Dataset records on visual material
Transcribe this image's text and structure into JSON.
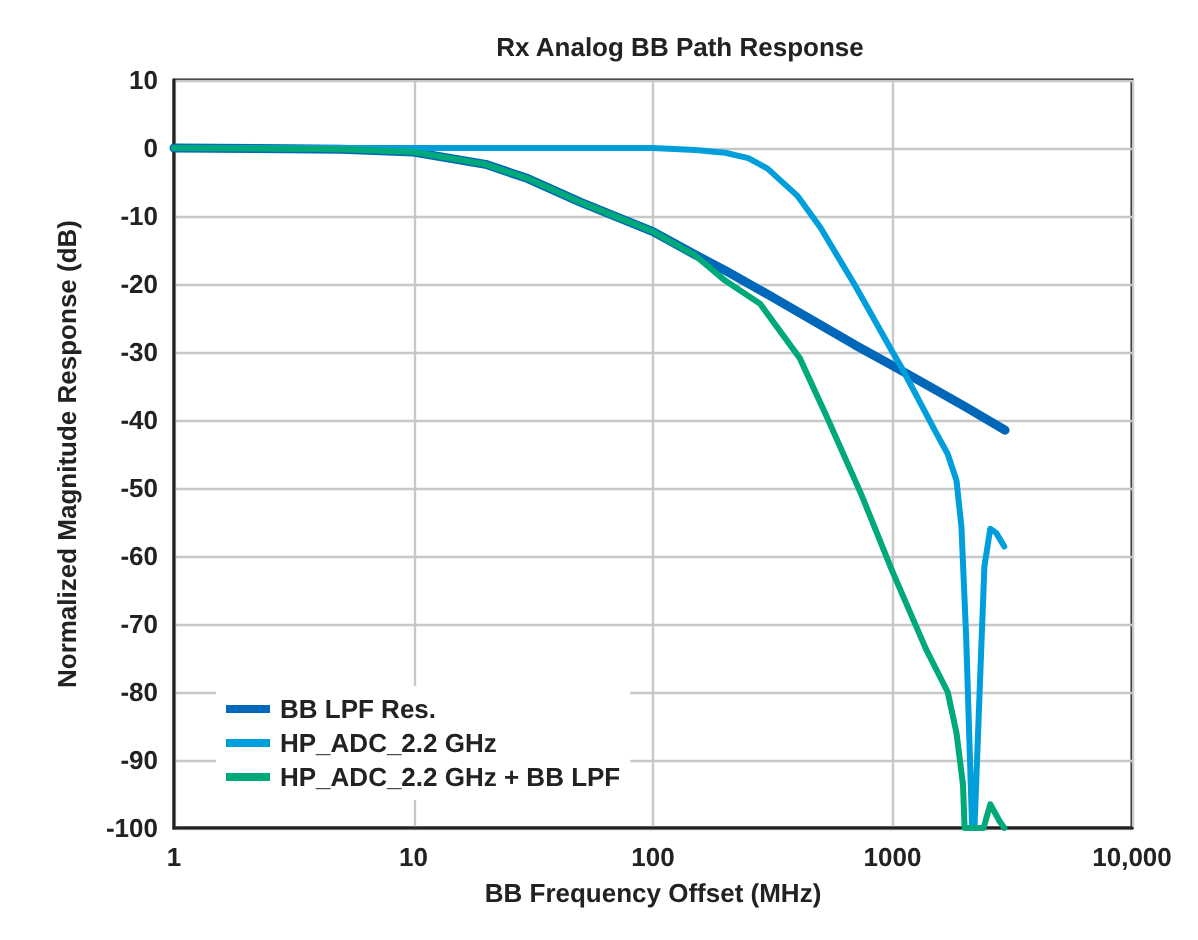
{
  "chart_data": {
    "type": "line",
    "title": "Rx Analog BB Path Response",
    "xlabel": "BB Frequency Offset (MHz)",
    "ylabel": "Normalized Magnitude Response (dB)",
    "log": "x",
    "xlim": [
      1,
      10000
    ],
    "xticks": [
      1,
      10,
      100,
      1000,
      {
        "value": 10000,
        "label": "10,000"
      }
    ],
    "ylim": [
      -100,
      10
    ],
    "yticks": [
      -100,
      -90,
      -80,
      -70,
      -60,
      -50,
      -40,
      -30,
      -20,
      -10,
      0,
      10
    ],
    "grid": true,
    "legend": "bottom left",
    "marker": "none",
    "line_style": "solid",
    "series": [
      {
        "name": "BB LPF Res.",
        "color": "#0067b9",
        "x": [
          1,
          3,
          5,
          10,
          20,
          30,
          50,
          100,
          150,
          200,
          300,
          500,
          700,
          1000,
          1500,
          2000,
          2950
        ],
        "values": [
          0,
          -0.1,
          -0.2,
          -0.6,
          -2.4,
          -4.5,
          -8,
          -12.3,
          -15.7,
          -18,
          -21.5,
          -26,
          -29,
          -32,
          -35.5,
          -38,
          -41.5
        ]
      },
      {
        "name": "HP_ADC_2.2 GHz",
        "color": "#009fdb",
        "x": [
          1,
          10,
          100,
          150,
          200,
          250,
          300,
          400,
          500,
          700,
          1000,
          1100,
          1500,
          1700,
          1850,
          1940,
          2030,
          2150,
          2200,
          2330,
          2420,
          2560,
          2710,
          2930
        ],
        "values": [
          0,
          0,
          0,
          -0.3,
          -0.7,
          -1.5,
          -3,
          -7,
          -11.7,
          -20.3,
          -30,
          -32.5,
          -41.5,
          -45,
          -48.9,
          -55.7,
          -71.8,
          -100,
          -100,
          -76.6,
          -61.5,
          -56,
          -56.6,
          -58.6
        ]
      },
      {
        "name": "HP_ADC_2.2 GHz + BB LPF",
        "color": "#00a979",
        "x": [
          1,
          3,
          5,
          10,
          20,
          30,
          50,
          100,
          150,
          200,
          280,
          410,
          530,
          740,
          1000,
          1380,
          1700,
          1850,
          1970,
          2000,
          2400,
          2560,
          2800,
          2930
        ],
        "values": [
          0,
          -0.1,
          -0.2,
          -0.6,
          -2.4,
          -4.5,
          -8,
          -12.3,
          -15.8,
          -19.5,
          -22.9,
          -30.9,
          -39.4,
          -50.9,
          -62.3,
          -73.7,
          -80,
          -86,
          -93.7,
          -100,
          -100,
          -96.5,
          -99,
          -100
        ]
      }
    ]
  }
}
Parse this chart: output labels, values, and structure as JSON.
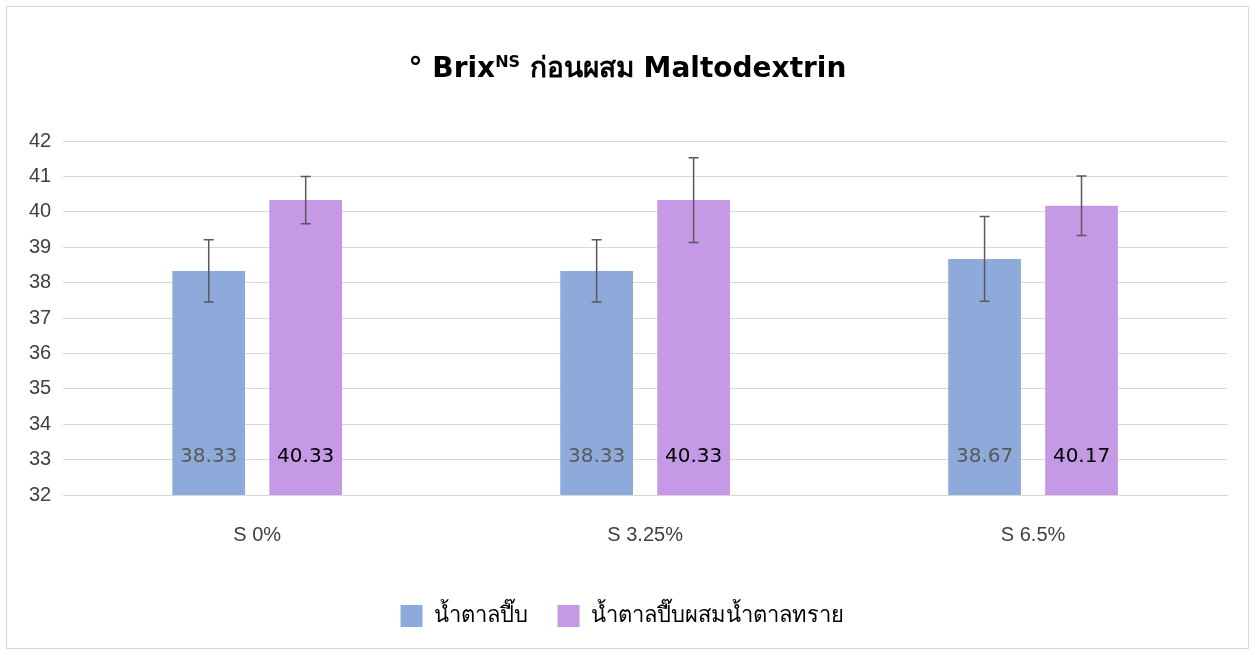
{
  "chart_data": {
    "type": "bar",
    "title": "° Brix$^{NS}$ ก่อนผสม Maltodextrin",
    "categories": [
      "S 0%",
      "S 3.25%",
      "S 6.5%"
    ],
    "series": [
      {
        "name": "น้ำตาลปี๊บ",
        "color": "#8eaadb",
        "values": [
          38.33,
          38.33,
          38.67
        ],
        "errors": [
          0.88,
          0.88,
          1.2
        ]
      },
      {
        "name": "น้ำตาลปี๊บผสมน้ำตาลทราย",
        "color": "#c599e5",
        "values": [
          40.33,
          40.33,
          40.17
        ],
        "errors": [
          0.67,
          1.2,
          0.84
        ]
      }
    ],
    "ylim": [
      32,
      42
    ],
    "yticks": [
      32,
      33,
      34,
      35,
      36,
      37,
      38,
      39,
      40,
      41,
      42
    ],
    "grid": "y",
    "legend": "bottom",
    "data_labels": true
  }
}
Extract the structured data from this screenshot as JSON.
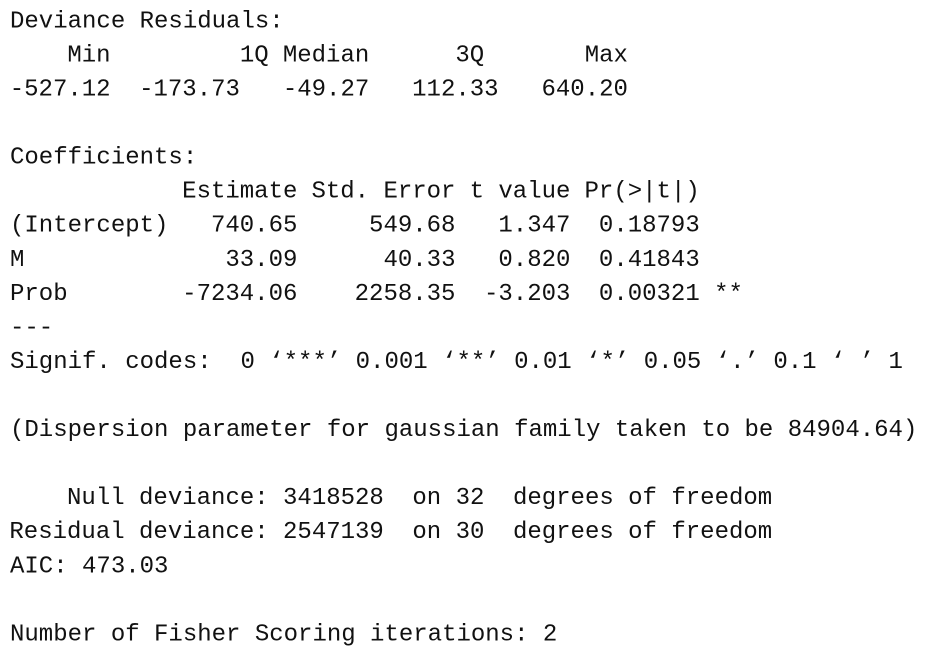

| Objective |
Gather all lines from the records above in which "Response" appears.

| Result |
    "title": "Rx Analog BB Path Response",
    "ylabel": "Normalized Magnitude Response (dB)",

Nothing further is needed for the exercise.